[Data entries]
== == ==
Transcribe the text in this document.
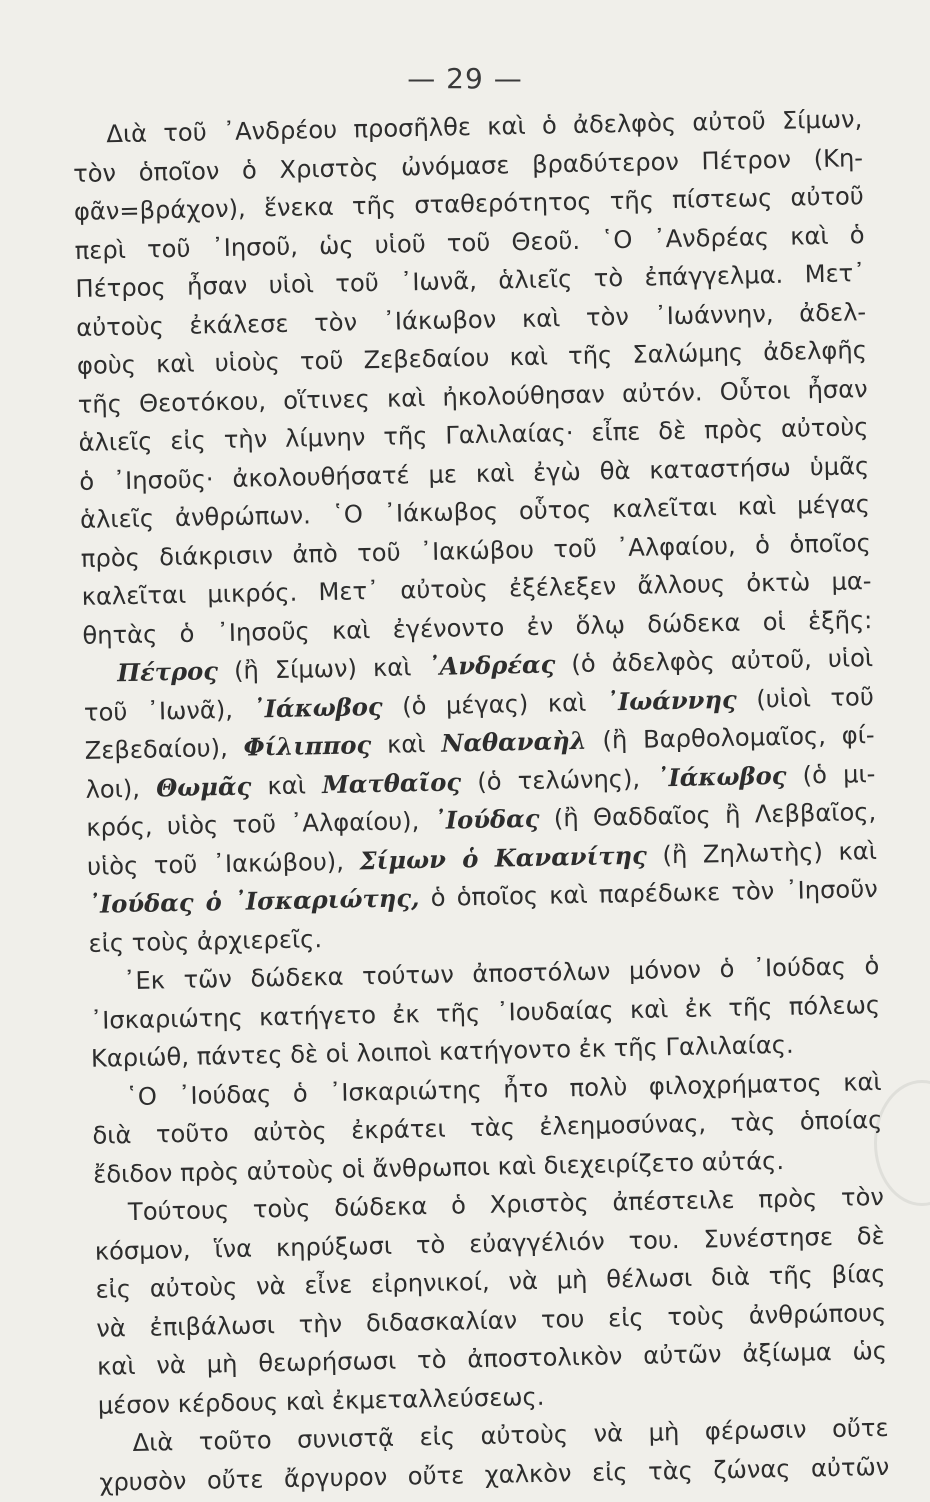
— 29 —
Διὰ τοῦ ᾿Ανδρέου προσῆλθε καὶ ὁ ἀδελφὸς αὐτοῦ Σίμων,
τὸν ὁποῖον ὁ Χριστὸς ὠνόμασε βραδύτερον Πέτρον (Κη-
φᾶν=βράχον), ἕνεκα τῆς σταθερότητος τῆς πίστεως αὐτοῦ
περὶ τοῦ ᾿Ιησοῦ, ὡς υἱοῦ τοῦ Θεοῦ. ῾Ο ᾿Ανδρέας καὶ ὁ
Πέτρος ἦσαν υἱοὶ τοῦ ᾿Ιωνᾶ, ἁλιεῖς τὸ ἐπάγγελμα. Μετ᾿
αὐτοὺς ἐκάλεσε τὸν ᾿Ιάκωβον καὶ τὸν ᾿Ιωάννην, ἀδελ-
φοὺς καὶ υἱοὺς τοῦ Ζεβεδαίου καὶ τῆς Σαλώμης ἀδελφῆς
τῆς Θεοτόκου, οἵτινες καὶ ἠκολούθησαν αὐτόν. Οὗτοι ἦσαν
ἁλιεῖς εἰς τὴν λίμνην τῆς Γαλιλαίας· εἶπε δὲ πρὸς αὐτοὺς
ὁ ᾿Ιησοῦς· ἀκολουθήσατέ με καὶ ἐγὼ θὰ καταστήσω ὑμᾶς
ἁλιεῖς ἀνθρώπων. ῾Ο ᾿Ιάκωβος οὗτος καλεῖται καὶ μέγας
πρὸς διάκρισιν ἀπὸ τοῦ ᾿Ιακώβου τοῦ ᾿Αλφαίου, ὁ ὁποῖος
καλεῖται μικρός. Μετ᾿ αὐτοὺς ἐξέλεξεν ἄλλους ὀκτὼ μα-
θητὰς ὁ ᾿Ιησοῦς καὶ ἐγένοντο ἐν ὅλῳ δώδεκα οἱ ἑξῆς:
Πέτρος (ἢ Σίμων) καὶ ᾿Ανδρέας (ὁ ἀδελφὸς αὐτοῦ, υἱοὶ
τοῦ ᾿Ιωνᾶ), ᾿Ιάκωβος (ὁ μέγας) καὶ ᾿Ιωάννης (υἱοὶ τοῦ
Ζεβεδαίου), Φίλιππος καὶ Ναθαναὴλ (ἢ Βαρθολομαῖος, φί-
λοι), Θωμᾶς καὶ Ματθαῖος (ὁ τελώνης), ᾿Ιάκωβος (ὁ μι-
κρός, υἱὸς τοῦ ᾿Αλφαίου), ᾿Ιούδας (ἢ Θαδδαῖος ἢ Λεββαῖος,
υἱὸς τοῦ ᾿Ιακώβου), Σίμων ὁ Κανανίτης (ἢ Ζηλωτὴς) καὶ
᾿Ιούδας ὁ ᾿Ισκαριώτης, ὁ ὁποῖος καὶ παρέδωκε τὸν ᾿Ιησοῦν
εἰς τοὺς ἀρχιερεῖς.
᾿Εκ τῶν δώδεκα τούτων ἀποστόλων μόνον ὁ ᾿Ιούδας ὁ
᾿Ισκαριώτης κατήγετο ἐκ τῆς ᾿Ιουδαίας καὶ ἐκ τῆς πόλεως
Καριώθ, πάντες δὲ οἱ λοιποὶ κατήγοντο ἐκ τῆς Γαλιλαίας.
῾Ο ᾿Ιούδας ὁ ᾿Ισκαριώτης ἦτο πολὺ φιλοχρήματος καὶ
διὰ τοῦτο αὐτὸς ἐκράτει τὰς ἐλεημοσύνας, τὰς ὁποίας
ἔδιδον πρὸς αὐτοὺς οἱ ἄνθρωποι καὶ διεχειρίζετο αὐτάς.
Τούτους τοὺς δώδεκα ὁ Χριστὸς ἀπέστειλε πρὸς τὸν
κόσμον, ἵνα κηρύξωσι τὸ εὐαγγέλιόν του. Συνέστησε δὲ
εἰς αὐτοὺς νὰ εἶνε εἰρηνικοί, νὰ μὴ θέλωσι διὰ τῆς βίας
νὰ ἐπιβάλωσι τὴν διδασκαλίαν του εἰς τοὺς ἀνθρώπους
καὶ νὰ μὴ θεωρήσωσι τὸ ἀποστολικὸν αὐτῶν ἀξίωμα ὡς
μέσον κέρδους καὶ ἐκμεταλλεύσεως.
Διὰ τοῦτο συνιστᾷ εἰς αὐτοὺς νὰ μὴ φέρωσιν οὔτε
χρυσὸν οὔτε ἄργυρον οὔτε χαλκὸν εἰς τὰς ζώνας αὐτῶν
== == ==
- _WHAT THE TASK REQUIRES_
All the lines above are to be reproduced exactly, except the pictures.

- _WRITTEN REPLY_
Transcribe the text in this document.
— 29 —
Διὰ τοῦ ᾿Ανδρέου προσῆλθε καὶ ὁ ἀδελφὸς αὐτοῦ Σίμων,
τὸν ὁποῖον ὁ Χριστὸς ὠνόμασε βραδύτερον Πέτρον (Κη-
φᾶν=βράχον), ἕνεκα τῆς σταθερότητος τῆς πίστεως αὐτοῦ
περὶ τοῦ ᾿Ιησοῦ, ὡς υἱοῦ τοῦ Θεοῦ. ῾Ο ᾿Ανδρέας καὶ ὁ
Πέτρος ἦσαν υἱοὶ τοῦ ᾿Ιωνᾶ, ἁλιεῖς τὸ ἐπάγγελμα. Μετ᾿
αὐτοὺς ἐκάλεσε τὸν ᾿Ιάκωβον καὶ τὸν ᾿Ιωάννην, ἀδελ-
φοὺς καὶ υἱοὺς τοῦ Ζεβεδαίου καὶ τῆς Σαλώμης ἀδελφῆς
τῆς Θεοτόκου, οἵτινες καὶ ἠκολούθησαν αὐτόν. Οὗτοι ἦσαν
ἁλιεῖς εἰς τὴν λίμνην τῆς Γαλιλαίας· εἶπε δὲ πρὸς αὐτοὺς
ὁ ᾿Ιησοῦς· ἀκολουθήσατέ με καὶ ἐγὼ θὰ καταστήσω ὑμᾶς
ἁλιεῖς ἀνθρώπων. ῾Ο ᾿Ιάκωβος οὗτος καλεῖται καὶ μέγας
πρὸς διάκρισιν ἀπὸ τοῦ ᾿Ιακώβου τοῦ ᾿Αλφαίου, ὁ ὁποῖος
καλεῖται μικρός. Μετ᾿ αὐτοὺς ἐξέλεξεν ἄλλους ὀκτὼ μα-
θητὰς ὁ ᾿Ιησοῦς καὶ ἐγένοντο ἐν ὅλῳ δώδεκα οἱ ἑξῆς:
Πέτρος (ἢ Σίμων) καὶ ᾿Ανδρέας (ὁ ἀδελφὸς αὐτοῦ, υἱοὶ
τοῦ ᾿Ιωνᾶ), ᾿Ιάκωβος (ὁ μέγας) καὶ ᾿Ιωάννης (υἱοὶ τοῦ
Ζεβεδαίου), Φίλιππος καὶ Ναθαναὴλ (ἢ Βαρθολομαῖος, φί-
λοι), Θωμᾶς καὶ Ματθαῖος (ὁ τελώνης), ᾿Ιάκωβος (ὁ μι-
κρός, υἱὸς τοῦ ᾿Αλφαίου), ᾿Ιούδας (ἢ Θαδδαῖος ἢ Λεββαῖος,
υἱὸς τοῦ ᾿Ιακώβου), Σίμων ὁ Κανανίτης (ἢ Ζηλωτὴς) καὶ
᾿Ιούδας ὁ ᾿Ισκαριώτης, ὁ ὁποῖος καὶ παρέδωκε τὸν ᾿Ιησοῦν
εἰς τοὺς ἀρχιερεῖς.
᾿Εκ τῶν δώδεκα τούτων ἀποστόλων μόνον ὁ ᾿Ιούδας ὁ
᾿Ισκαριώτης κατήγετο ἐκ τῆς ᾿Ιουδαίας καὶ ἐκ τῆς πόλεως
Καριώθ, πάντες δὲ οἱ λοιποὶ κατήγοντο ἐκ τῆς Γαλιλαίας.
῾Ο ᾿Ιούδας ὁ ᾿Ισκαριώτης ἦτο πολὺ φιλοχρήματος καὶ
διὰ τοῦτο αὐτὸς ἐκράτει τὰς ἐλεημοσύνας, τὰς ὁποίας
ἔδιδον πρὸς αὐτοὺς οἱ ἄνθρωποι καὶ διεχειρίζετο αὐτάς.
Τούτους τοὺς δώδεκα ὁ Χριστὸς ἀπέστειλε πρὸς τὸν
κόσμον, ἵνα κηρύξωσι τὸ εὐαγγέλιόν του. Συνέστησε δὲ
εἰς αὐτοὺς νὰ εἶνε εἰρηνικοί, νὰ μὴ θέλωσι διὰ τῆς βίας
νὰ ἐπιβάλωσι τὴν διδασκαλίαν του εἰς τοὺς ἀνθρώπους
καὶ νὰ μὴ θεωρήσωσι τὸ ἀποστολικὸν αὐτῶν ἀξίωμα ὡς
μέσον κέρδους καὶ ἐκμεταλλεύσεως.
Διὰ τοῦτο συνιστᾷ εἰς αὐτοὺς νὰ μὴ φέρωσιν οὔτε
χρυσὸν οὔτε ἄργυρον οὔτε χαλκὸν εἰς τὰς ζώνας αὐτῶν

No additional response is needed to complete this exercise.